»»
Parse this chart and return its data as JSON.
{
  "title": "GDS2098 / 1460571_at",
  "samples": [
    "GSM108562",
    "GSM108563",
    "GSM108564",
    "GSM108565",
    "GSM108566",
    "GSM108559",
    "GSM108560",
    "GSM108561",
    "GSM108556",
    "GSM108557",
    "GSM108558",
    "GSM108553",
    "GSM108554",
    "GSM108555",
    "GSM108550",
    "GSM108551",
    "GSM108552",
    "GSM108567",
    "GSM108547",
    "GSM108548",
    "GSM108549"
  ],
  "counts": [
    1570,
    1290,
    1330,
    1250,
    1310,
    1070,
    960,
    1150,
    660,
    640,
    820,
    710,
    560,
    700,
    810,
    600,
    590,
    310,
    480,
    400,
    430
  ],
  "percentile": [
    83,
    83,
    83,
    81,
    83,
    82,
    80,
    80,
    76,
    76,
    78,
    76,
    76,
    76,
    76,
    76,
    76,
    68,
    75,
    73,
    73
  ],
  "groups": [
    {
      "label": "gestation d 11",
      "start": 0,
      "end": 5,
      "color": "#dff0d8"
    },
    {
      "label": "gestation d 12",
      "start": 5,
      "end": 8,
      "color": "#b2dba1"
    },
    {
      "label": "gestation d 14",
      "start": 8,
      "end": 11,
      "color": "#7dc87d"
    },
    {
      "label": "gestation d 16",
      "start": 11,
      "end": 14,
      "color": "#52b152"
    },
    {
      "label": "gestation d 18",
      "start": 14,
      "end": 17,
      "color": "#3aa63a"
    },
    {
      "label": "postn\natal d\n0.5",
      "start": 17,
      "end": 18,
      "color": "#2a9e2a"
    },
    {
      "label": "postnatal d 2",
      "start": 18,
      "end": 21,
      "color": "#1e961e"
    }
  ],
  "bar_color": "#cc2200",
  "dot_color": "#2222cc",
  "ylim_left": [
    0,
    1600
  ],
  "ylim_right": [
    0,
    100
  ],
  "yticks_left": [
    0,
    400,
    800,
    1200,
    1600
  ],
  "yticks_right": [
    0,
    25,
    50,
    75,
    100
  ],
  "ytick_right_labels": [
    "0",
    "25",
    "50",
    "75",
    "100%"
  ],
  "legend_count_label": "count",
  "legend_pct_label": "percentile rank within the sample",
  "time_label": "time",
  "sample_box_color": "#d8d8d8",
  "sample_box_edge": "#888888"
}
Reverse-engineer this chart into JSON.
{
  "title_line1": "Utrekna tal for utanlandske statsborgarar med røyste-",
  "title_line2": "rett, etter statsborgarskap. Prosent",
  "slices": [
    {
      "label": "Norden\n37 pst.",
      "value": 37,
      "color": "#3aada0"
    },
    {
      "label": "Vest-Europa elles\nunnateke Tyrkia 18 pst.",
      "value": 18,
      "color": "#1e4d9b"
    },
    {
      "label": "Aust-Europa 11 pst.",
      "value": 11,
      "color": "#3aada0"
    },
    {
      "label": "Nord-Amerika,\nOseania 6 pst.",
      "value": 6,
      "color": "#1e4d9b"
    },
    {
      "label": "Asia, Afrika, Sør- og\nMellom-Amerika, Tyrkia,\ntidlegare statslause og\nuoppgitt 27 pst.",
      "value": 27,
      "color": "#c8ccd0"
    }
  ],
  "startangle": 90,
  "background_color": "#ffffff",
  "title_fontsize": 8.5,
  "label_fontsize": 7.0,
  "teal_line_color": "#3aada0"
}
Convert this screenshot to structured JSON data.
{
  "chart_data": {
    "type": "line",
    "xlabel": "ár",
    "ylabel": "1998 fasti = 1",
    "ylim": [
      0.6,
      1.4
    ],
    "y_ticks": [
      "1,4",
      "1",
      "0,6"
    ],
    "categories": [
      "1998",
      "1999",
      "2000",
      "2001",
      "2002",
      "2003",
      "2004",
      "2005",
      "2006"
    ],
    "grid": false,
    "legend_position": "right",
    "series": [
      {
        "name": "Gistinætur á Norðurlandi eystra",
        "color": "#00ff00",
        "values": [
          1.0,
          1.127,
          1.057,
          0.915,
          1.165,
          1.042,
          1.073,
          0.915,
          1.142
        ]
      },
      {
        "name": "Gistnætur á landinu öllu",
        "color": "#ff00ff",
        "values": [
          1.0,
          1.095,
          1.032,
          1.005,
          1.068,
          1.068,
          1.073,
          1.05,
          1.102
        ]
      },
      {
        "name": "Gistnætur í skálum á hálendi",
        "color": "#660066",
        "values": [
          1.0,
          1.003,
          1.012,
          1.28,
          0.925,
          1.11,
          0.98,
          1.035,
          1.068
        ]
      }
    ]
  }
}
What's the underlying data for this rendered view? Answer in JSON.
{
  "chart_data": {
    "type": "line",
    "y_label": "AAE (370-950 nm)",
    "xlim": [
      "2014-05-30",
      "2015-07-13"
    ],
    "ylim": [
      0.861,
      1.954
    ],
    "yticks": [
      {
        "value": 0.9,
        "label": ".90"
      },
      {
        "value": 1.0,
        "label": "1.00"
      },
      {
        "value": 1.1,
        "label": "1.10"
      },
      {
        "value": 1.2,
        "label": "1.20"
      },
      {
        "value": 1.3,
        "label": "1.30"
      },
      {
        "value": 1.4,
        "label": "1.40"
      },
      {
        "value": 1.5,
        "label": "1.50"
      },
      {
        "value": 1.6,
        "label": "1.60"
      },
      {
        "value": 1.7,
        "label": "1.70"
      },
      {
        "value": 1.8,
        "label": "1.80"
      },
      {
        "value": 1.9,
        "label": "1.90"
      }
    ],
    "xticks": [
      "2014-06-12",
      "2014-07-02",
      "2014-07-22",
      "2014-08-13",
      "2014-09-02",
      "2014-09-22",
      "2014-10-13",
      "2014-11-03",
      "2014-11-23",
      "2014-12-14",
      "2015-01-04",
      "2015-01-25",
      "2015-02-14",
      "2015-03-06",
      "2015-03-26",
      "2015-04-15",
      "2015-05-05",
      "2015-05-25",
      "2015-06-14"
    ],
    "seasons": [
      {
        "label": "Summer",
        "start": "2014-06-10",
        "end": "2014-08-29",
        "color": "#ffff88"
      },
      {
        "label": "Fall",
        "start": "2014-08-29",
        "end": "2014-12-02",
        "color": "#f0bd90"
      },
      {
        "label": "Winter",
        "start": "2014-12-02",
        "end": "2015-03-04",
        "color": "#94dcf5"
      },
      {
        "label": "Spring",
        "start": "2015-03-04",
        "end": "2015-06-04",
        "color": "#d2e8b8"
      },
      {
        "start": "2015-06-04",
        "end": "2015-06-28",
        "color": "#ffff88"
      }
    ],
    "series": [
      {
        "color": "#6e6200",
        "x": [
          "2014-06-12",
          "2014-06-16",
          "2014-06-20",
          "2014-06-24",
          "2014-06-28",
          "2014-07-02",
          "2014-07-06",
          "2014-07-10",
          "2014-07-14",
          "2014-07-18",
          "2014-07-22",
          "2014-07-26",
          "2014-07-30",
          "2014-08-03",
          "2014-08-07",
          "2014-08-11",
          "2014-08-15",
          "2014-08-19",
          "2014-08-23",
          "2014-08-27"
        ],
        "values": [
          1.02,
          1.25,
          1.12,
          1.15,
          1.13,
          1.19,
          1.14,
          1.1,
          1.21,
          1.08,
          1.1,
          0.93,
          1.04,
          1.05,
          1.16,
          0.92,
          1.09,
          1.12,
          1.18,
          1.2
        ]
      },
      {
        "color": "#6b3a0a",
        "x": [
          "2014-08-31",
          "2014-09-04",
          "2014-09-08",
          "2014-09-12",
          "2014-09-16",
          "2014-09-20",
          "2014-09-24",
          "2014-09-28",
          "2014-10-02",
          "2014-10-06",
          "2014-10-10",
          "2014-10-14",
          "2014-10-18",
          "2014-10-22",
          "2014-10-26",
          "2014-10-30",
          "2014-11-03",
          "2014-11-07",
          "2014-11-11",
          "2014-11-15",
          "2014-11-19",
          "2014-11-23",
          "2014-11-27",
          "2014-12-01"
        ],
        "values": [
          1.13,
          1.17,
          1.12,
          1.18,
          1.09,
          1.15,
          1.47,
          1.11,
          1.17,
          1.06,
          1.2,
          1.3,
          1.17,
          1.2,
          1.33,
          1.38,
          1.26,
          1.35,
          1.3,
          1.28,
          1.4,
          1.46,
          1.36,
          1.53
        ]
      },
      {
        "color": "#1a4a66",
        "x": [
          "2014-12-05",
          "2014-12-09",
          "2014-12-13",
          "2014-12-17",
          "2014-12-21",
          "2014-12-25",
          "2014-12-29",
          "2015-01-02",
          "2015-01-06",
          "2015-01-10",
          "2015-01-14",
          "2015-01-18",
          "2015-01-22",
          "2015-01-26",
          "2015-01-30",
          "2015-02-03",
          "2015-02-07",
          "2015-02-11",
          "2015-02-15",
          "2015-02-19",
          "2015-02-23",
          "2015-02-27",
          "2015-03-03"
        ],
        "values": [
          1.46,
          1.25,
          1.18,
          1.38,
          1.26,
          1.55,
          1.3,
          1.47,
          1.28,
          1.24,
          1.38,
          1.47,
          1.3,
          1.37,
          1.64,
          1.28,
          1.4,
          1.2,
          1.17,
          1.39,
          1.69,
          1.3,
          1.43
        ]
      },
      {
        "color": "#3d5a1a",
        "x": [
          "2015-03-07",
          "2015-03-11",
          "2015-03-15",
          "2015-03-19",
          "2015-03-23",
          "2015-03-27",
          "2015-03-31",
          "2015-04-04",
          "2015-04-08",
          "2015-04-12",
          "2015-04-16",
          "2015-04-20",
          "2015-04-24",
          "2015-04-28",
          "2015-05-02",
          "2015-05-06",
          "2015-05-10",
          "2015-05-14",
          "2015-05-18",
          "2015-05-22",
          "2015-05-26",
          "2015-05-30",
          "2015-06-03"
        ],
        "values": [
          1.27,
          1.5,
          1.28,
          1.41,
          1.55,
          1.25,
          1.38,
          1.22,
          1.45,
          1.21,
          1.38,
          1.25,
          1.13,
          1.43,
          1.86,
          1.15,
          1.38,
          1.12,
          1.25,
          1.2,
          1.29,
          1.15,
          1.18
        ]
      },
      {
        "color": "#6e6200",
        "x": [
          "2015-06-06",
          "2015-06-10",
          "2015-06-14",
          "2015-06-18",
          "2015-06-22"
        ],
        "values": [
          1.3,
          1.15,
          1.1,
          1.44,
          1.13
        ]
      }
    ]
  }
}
««
* _WHAT YOU WILL DO_:
Select every line in the records above that contains the word "JSON".

* _RESPONSE FOR THIS EXERCISE_:
Parse this chart and return its data as JSON.
Reverse-engineer this chart into JSON.
Convert this screenshot to structured JSON data.
What's the underlying data for this rendered view? Answer in JSON.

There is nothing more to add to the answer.